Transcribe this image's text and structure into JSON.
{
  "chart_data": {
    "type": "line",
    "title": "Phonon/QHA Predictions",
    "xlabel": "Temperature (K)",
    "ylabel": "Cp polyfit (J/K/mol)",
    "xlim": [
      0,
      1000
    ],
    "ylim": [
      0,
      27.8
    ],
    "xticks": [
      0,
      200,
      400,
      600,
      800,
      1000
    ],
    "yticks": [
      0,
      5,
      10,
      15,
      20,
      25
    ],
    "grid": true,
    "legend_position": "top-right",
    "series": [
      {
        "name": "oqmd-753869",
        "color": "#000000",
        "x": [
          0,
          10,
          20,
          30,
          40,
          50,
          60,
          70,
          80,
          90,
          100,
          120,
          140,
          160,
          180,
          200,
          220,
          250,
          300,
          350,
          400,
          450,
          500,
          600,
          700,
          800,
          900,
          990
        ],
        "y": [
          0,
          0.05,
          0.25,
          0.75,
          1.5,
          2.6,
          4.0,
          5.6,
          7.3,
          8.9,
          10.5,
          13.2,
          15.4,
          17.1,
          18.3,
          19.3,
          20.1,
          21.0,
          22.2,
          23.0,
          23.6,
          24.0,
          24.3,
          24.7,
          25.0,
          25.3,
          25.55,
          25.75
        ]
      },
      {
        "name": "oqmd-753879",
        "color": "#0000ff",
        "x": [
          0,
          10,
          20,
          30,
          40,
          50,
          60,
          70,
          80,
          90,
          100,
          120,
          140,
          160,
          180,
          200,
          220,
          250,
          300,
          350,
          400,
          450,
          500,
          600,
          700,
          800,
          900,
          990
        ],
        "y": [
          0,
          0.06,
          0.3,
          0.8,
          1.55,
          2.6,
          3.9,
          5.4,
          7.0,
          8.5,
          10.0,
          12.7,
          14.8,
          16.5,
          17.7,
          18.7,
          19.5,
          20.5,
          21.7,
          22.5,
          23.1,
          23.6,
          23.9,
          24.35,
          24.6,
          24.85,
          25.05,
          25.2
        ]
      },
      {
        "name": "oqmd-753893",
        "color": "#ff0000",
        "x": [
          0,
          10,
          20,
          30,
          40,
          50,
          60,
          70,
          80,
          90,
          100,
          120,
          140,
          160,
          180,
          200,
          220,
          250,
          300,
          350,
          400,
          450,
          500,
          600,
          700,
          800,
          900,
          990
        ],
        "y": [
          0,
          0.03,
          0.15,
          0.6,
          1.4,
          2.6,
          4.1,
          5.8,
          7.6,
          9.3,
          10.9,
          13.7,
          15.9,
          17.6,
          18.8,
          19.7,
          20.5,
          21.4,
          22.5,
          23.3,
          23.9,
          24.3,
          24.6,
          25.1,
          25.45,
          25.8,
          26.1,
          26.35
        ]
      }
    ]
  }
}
== == ==
» **WHAT IS BEING ASKED**: Set down all of the entries exactly, please.

» **EXPECTED ANSWER**:
Transcribe this image's text and structure into JSON.
{
  "chart_data": {
    "type": "line",
    "title": "Phonon/QHA Predictions",
    "xlabel": "Temperature (K)",
    "ylabel": "Cp polyfit (J/K/mol)",
    "xlim": [
      0,
      1000
    ],
    "ylim": [
      0,
      27.8
    ],
    "xticks": [
      0,
      200,
      400,
      600,
      800,
      1000
    ],
    "yticks": [
      0,
      5,
      10,
      15,
      20,
      25
    ],
    "grid": true,
    "legend_position": "top-right",
    "series": [
      {
        "name": "oqmd-753869",
        "color": "#000000",
        "x": [
          0,
          10,
          20,
          30,
          40,
          50,
          60,
          70,
          80,
          90,
          100,
          120,
          140,
          160,
          180,
          200,
          220,
          250,
          300,
          350,
          400,
          450,
          500,
          600,
          700,
          800,
          900,
          990
        ],
        "y": [
          0,
          0.05,
          0.25,
          0.75,
          1.5,
          2.6,
          4.0,
          5.6,
          7.3,
          8.9,
          10.5,
          13.2,
          15.4,
          17.1,
          18.3,
          19.3,
          20.1,
          21.0,
          22.2,
          23.0,
          23.6,
          24.0,
          24.3,
          24.7,
          25.0,
          25.3,
          25.55,
          25.75
        ]
      },
      {
        "name": "oqmd-753879",
        "color": "#0000ff",
        "x": [
          0,
          10,
          20,
          30,
          40,
          50,
          60,
          70,
          80,
          90,
          100,
          120,
          140,
          160,
          180,
          200,
          220,
          250,
          300,
          350,
          400,
          450,
          500,
          600,
          700,
          800,
          900,
          990
        ],
        "y": [
          0,
          0.06,
          0.3,
          0.8,
          1.55,
          2.6,
          3.9,
          5.4,
          7.0,
          8.5,
          10.0,
          12.7,
          14.8,
          16.5,
          17.7,
          18.7,
          19.5,
          20.5,
          21.7,
          22.5,
          23.1,
          23.6,
          23.9,
          24.35,
          24.6,
          24.85,
          25.05,
          25.2
        ]
      },
      {
        "name": "oqmd-753893",
        "color": "#ff0000",
        "x": [
          0,
          10,
          20,
          30,
          40,
          50,
          60,
          70,
          80,
          90,
          100,
          120,
          140,
          160,
          180,
          200,
          220,
          250,
          300,
          350,
          400,
          450,
          500,
          600,
          700,
          800,
          900,
          990
        ],
        "y": [
          0,
          0.03,
          0.15,
          0.6,
          1.4,
          2.6,
          4.1,
          5.8,
          7.6,
          9.3,
          10.9,
          13.7,
          15.9,
          17.6,
          18.8,
          19.7,
          20.5,
          21.4,
          22.5,
          23.3,
          23.9,
          24.3,
          24.6,
          25.1,
          25.45,
          25.8,
          26.1,
          26.35
        ]
      }
    ]
  }
}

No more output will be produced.